- [Directive]:
Entries follow. Set all of them down as they stand.

- [Entries shown]:
━━━━━━━━━━━━━━━━

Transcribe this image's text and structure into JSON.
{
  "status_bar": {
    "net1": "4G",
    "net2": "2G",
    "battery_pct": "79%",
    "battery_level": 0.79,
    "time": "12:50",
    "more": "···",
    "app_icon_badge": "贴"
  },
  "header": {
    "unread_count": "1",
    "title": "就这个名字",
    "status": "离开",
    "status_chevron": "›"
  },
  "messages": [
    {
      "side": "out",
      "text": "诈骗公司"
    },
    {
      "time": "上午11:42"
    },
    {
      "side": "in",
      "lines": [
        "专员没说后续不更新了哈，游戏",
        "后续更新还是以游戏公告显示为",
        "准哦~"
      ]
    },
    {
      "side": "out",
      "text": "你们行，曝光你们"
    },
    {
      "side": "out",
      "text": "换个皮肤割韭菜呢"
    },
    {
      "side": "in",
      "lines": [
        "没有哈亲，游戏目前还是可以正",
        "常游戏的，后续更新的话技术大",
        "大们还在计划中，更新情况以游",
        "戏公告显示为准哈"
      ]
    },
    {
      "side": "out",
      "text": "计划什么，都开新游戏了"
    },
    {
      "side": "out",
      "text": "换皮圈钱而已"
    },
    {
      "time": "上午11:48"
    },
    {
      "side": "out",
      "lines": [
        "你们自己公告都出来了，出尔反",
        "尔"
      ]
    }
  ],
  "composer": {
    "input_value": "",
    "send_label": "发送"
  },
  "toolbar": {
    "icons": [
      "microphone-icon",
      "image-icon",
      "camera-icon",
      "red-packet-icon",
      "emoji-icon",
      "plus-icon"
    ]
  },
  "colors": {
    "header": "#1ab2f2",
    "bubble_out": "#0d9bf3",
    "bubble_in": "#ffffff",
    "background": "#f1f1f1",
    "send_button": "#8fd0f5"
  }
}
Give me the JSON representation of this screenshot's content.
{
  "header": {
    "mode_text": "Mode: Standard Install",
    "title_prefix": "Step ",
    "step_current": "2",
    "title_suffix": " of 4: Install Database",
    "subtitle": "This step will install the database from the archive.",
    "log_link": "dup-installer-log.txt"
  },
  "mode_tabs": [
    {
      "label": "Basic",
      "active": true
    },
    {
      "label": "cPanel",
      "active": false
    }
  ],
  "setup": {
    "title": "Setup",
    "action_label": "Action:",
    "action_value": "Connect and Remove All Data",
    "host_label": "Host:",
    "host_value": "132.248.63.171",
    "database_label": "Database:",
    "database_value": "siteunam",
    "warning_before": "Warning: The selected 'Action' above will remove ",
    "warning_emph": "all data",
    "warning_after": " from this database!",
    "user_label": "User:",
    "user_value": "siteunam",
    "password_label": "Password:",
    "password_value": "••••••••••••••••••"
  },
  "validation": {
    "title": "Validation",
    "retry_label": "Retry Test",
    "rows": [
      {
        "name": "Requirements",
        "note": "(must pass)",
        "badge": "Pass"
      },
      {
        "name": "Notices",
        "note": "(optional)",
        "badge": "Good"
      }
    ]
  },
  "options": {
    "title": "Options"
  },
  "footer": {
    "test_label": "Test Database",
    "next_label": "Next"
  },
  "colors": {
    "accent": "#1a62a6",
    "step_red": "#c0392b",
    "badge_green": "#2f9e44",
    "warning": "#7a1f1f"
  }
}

━━━━━━━━━━━━━━━━

- [Complete answer]:
Transcribe this image's text and structure into JSON.
{
  "status_bar": {
    "net1": "4G",
    "net2": "2G",
    "battery_pct": "79%",
    "battery_level": 0.79,
    "time": "12:50",
    "more": "···",
    "app_icon_badge": "贴"
  },
  "header": {
    "unread_count": "1",
    "title": "就这个名字",
    "status": "离开",
    "status_chevron": "›"
  },
  "messages": [
    {
      "side": "out",
      "text": "诈骗公司"
    },
    {
      "time": "上午11:42"
    },
    {
      "side": "in",
      "lines": [
        "专员没说后续不更新了哈，游戏",
        "后续更新还是以游戏公告显示为",
        "准哦~"
      ]
    },
    {
      "side": "out",
      "text": "你们行，曝光你们"
    },
    {
      "side": "out",
      "text": "换个皮肤割韭菜呢"
    },
    {
      "side": "in",
      "lines": [
        "没有哈亲，游戏目前还是可以正",
        "常游戏的，后续更新的话技术大",
        "大们还在计划中，更新情况以游",
        "戏公告显示为准哈"
      ]
    },
    {
      "side": "out",
      "text": "计划什么，都开新游戏了"
    },
    {
      "side": "out",
      "text": "换皮圈钱而已"
    },
    {
      "time": "上午11:48"
    },
    {
      "side": "out",
      "lines": [
        "你们自己公告都出来了，出尔反",
        "尔"
      ]
    }
  ],
  "composer": {
    "input_value": "",
    "send_label": "发送"
  },
  "toolbar": {
    "icons": [
      "microphone-icon",
      "image-icon",
      "camera-icon",
      "red-packet-icon",
      "emoji-icon",
      "plus-icon"
    ]
  },
  "colors": {
    "header": "#1ab2f2",
    "bubble_out": "#0d9bf3",
    "bubble_in": "#ffffff",
    "background": "#f1f1f1",
    "send_button": "#8fd0f5"
  }
}
Give me the JSON representation of this screenshot's content.
{
  "header": {
    "mode_text": "Mode: Standard Install",
    "title_prefix": "Step ",
    "step_current": "2",
    "title_suffix": " of 4: Install Database",
    "subtitle": "This step will install the database from the archive.",
    "log_link": "dup-installer-log.txt"
  },
  "mode_tabs": [
    {
      "label": "Basic",
      "active": true
    },
    {
      "label": "cPanel",
      "active": false
    }
  ],
  "setup": {
    "title": "Setup",
    "action_label": "Action:",
    "action_value": "Connect and Remove All Data",
    "host_label": "Host:",
    "host_value": "132.248.63.171",
    "database_label": "Database:",
    "database_value": "siteunam",
    "warning_before": "Warning: The selected 'Action' above will remove ",
    "warning_emph": "all data",
    "warning_after": " from this database!",
    "user_label": "User:",
    "user_value": "siteunam",
    "password_label": "Password:",
    "password_value": "••••••••••••••••••"
  },
  "validation": {
    "title": "Validation",
    "retry_label": "Retry Test",
    "rows": [
      {
        "name": "Requirements",
        "note": "(must pass)",
        "badge": "Pass"
      },
      {
        "name": "Notices",
        "note": "(optional)",
        "badge": "Good"
      }
    ]
  },
  "options": {
    "title": "Options"
  },
  "footer": {
    "test_label": "Test Database",
    "next_label": "Next"
  },
  "colors": {
    "accent": "#1a62a6",
    "step_red": "#c0392b",
    "badge_green": "#2f9e44",
    "warning": "#7a1f1f"
  }
}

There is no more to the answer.